## Begin Information given

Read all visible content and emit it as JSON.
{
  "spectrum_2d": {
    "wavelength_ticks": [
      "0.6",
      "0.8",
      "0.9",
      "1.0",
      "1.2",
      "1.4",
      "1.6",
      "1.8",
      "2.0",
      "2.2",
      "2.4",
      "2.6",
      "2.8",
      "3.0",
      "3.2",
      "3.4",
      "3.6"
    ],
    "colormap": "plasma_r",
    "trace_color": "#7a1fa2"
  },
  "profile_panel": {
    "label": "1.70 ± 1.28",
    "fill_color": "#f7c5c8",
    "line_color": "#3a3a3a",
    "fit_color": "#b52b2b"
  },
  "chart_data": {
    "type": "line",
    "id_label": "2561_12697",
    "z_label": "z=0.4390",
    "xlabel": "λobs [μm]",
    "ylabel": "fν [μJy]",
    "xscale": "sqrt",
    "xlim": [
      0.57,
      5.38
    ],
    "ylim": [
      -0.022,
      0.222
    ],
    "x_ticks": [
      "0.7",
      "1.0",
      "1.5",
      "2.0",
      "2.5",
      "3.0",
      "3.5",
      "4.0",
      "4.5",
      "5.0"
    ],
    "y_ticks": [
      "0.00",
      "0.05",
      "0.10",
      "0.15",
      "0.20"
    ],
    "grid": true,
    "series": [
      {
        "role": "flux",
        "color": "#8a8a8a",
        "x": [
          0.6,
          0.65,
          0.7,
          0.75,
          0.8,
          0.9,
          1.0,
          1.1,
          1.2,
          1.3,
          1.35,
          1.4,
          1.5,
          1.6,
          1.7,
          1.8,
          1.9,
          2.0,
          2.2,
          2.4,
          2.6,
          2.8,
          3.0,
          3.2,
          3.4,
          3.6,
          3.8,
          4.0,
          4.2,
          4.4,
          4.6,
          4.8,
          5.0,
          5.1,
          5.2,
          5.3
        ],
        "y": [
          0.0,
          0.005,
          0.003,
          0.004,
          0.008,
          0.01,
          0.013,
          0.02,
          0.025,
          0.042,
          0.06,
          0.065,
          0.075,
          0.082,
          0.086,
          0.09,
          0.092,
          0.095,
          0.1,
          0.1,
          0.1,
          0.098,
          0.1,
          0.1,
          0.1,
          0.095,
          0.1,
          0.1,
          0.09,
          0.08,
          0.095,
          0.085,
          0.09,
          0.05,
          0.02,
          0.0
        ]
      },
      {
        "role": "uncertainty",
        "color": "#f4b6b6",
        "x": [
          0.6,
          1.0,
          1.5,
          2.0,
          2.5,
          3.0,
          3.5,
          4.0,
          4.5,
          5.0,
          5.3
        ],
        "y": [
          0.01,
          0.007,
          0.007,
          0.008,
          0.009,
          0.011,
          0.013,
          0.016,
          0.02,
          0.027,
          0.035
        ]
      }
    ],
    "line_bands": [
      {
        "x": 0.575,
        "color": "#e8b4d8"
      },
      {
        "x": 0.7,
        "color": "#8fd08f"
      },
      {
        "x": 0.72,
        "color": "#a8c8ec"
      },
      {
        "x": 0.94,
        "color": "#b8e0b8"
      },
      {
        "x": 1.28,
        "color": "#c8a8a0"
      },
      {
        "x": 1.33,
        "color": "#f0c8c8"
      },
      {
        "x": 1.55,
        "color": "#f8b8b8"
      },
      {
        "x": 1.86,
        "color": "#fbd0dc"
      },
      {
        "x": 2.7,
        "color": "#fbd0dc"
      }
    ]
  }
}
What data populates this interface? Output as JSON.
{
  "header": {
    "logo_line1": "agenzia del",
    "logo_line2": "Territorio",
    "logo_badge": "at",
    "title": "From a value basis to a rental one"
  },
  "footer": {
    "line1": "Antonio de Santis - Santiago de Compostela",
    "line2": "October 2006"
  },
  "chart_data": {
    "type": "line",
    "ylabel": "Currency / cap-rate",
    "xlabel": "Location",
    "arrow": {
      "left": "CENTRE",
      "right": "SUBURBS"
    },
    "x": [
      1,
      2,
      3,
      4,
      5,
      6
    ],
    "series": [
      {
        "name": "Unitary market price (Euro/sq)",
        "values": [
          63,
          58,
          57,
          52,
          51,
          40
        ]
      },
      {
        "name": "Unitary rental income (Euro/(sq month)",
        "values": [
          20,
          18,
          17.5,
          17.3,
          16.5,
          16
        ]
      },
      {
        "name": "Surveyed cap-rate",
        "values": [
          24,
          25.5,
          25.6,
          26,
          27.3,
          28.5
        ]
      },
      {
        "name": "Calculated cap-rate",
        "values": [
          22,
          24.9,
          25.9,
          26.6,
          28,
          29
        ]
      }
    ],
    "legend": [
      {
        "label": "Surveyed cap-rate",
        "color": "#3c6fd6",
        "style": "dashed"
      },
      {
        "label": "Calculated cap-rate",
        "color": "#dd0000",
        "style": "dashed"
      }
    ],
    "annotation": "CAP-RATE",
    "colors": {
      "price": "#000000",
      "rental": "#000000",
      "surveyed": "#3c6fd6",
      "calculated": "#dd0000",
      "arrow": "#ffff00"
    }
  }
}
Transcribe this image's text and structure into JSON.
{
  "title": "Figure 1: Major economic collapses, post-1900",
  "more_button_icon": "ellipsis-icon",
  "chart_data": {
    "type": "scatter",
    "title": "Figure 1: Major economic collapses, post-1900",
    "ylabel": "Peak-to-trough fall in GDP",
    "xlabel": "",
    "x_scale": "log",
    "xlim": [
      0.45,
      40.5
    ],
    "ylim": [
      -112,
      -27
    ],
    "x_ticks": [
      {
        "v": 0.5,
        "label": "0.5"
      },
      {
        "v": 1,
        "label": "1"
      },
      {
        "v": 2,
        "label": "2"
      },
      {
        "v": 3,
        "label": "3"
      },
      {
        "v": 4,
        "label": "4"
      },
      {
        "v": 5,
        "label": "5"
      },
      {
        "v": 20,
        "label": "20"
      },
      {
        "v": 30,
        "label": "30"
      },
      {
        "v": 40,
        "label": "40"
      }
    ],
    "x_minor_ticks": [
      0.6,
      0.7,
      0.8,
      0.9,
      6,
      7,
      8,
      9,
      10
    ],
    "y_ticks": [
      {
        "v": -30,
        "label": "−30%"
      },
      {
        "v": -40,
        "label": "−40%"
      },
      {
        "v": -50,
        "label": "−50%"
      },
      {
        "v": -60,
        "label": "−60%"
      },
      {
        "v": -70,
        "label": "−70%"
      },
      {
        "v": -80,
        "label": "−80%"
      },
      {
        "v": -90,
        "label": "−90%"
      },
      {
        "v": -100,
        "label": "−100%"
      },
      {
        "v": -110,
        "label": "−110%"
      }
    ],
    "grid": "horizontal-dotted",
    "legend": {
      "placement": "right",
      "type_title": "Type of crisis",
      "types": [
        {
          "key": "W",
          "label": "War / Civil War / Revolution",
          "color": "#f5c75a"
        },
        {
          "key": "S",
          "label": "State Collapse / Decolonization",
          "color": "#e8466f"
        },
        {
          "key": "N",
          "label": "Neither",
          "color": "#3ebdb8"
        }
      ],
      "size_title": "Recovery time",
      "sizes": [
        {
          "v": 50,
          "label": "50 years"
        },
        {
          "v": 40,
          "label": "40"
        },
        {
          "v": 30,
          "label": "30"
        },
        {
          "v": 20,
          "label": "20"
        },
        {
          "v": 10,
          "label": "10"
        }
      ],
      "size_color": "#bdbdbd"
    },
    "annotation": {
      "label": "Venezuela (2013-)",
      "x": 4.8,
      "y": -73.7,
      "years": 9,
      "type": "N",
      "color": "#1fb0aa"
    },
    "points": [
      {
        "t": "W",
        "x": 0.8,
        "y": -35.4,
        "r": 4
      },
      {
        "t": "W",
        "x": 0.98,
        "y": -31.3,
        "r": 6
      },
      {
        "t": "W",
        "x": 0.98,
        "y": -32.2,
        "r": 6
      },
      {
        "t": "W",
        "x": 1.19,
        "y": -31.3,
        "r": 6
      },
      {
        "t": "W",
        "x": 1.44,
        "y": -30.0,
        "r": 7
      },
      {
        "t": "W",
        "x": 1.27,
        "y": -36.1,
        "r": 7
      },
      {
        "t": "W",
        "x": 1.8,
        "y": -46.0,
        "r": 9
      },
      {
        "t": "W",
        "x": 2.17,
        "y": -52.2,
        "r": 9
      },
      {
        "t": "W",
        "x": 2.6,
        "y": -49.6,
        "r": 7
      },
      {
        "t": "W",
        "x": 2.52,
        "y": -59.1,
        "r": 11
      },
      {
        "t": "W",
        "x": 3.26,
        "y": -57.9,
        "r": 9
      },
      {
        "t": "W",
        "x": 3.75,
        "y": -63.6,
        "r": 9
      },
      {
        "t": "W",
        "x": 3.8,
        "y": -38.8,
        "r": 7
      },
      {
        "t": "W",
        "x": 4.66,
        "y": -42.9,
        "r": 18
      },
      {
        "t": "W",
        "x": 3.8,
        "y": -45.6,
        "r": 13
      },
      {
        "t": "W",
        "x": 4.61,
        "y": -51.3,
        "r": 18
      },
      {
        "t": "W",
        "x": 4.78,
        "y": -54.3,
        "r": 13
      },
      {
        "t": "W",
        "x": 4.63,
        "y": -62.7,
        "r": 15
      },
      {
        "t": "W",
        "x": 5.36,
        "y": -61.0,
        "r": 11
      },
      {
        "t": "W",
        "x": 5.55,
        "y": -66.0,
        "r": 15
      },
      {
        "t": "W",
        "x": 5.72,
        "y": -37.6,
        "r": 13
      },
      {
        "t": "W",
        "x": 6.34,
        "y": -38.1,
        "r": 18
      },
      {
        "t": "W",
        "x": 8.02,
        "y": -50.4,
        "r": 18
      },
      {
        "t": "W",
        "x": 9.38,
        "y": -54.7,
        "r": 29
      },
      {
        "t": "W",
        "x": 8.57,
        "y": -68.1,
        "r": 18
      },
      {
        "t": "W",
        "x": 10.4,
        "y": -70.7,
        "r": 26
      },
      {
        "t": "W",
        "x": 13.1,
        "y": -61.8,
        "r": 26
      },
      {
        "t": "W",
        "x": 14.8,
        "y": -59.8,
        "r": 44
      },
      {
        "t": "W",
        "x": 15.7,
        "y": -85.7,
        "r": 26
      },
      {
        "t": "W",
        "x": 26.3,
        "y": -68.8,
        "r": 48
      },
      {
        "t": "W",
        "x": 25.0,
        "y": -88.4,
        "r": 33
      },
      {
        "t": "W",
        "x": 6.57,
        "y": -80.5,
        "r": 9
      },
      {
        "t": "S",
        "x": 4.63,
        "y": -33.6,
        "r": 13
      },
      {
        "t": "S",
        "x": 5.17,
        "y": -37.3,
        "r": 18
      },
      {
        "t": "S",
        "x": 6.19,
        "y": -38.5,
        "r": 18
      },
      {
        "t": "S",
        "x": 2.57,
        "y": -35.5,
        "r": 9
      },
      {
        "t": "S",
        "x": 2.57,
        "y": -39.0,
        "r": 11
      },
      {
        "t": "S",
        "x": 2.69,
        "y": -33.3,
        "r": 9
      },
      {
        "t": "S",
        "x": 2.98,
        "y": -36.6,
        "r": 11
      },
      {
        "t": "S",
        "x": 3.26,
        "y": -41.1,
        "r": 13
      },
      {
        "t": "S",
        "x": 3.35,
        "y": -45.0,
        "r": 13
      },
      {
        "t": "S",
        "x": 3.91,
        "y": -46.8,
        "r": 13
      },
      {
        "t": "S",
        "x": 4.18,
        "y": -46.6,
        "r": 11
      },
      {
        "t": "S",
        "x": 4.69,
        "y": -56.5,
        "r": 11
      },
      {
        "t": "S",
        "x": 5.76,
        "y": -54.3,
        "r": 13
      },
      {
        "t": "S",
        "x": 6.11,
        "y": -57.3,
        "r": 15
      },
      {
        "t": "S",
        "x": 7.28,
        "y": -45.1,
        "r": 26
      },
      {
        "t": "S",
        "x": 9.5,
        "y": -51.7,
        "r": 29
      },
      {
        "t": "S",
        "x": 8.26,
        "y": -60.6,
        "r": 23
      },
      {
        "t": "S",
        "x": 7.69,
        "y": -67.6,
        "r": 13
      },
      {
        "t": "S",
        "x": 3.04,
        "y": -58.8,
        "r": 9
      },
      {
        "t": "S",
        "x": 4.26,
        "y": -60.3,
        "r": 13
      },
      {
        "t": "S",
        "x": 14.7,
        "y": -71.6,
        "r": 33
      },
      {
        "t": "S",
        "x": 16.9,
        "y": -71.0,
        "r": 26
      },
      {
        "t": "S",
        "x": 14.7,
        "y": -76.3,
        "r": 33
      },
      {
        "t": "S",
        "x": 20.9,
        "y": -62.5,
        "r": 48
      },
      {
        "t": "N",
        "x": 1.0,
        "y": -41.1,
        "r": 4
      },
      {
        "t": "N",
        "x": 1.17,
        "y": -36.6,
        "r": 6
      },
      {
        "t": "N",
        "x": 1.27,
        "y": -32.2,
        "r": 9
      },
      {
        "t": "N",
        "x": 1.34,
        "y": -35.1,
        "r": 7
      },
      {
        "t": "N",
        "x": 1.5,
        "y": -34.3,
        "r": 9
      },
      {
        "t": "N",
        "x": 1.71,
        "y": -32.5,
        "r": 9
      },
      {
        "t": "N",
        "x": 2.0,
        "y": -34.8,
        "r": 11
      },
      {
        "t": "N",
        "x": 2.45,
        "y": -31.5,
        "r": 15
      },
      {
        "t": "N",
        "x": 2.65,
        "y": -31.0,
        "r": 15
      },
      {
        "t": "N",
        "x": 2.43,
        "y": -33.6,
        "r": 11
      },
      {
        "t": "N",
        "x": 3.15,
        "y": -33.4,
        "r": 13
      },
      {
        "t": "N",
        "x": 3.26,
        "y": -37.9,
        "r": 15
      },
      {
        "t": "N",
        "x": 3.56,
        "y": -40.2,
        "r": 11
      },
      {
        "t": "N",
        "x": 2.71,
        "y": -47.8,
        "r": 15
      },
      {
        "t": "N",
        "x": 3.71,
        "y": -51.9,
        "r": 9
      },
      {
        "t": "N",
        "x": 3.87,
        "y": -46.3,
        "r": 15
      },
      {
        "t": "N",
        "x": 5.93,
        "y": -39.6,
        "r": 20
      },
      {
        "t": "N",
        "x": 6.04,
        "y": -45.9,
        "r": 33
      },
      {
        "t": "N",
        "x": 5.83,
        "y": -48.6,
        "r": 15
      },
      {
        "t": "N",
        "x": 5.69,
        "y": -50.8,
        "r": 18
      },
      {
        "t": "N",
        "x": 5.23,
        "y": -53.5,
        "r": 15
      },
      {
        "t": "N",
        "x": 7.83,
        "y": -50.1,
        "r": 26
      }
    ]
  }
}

## End Information given

> Work required
Which lines include the word "JSON"? List them all.

> Task result
Read all visible content and emit it as JSON.
What data populates this interface? Output as JSON.
Transcribe this image's text and structure into JSON.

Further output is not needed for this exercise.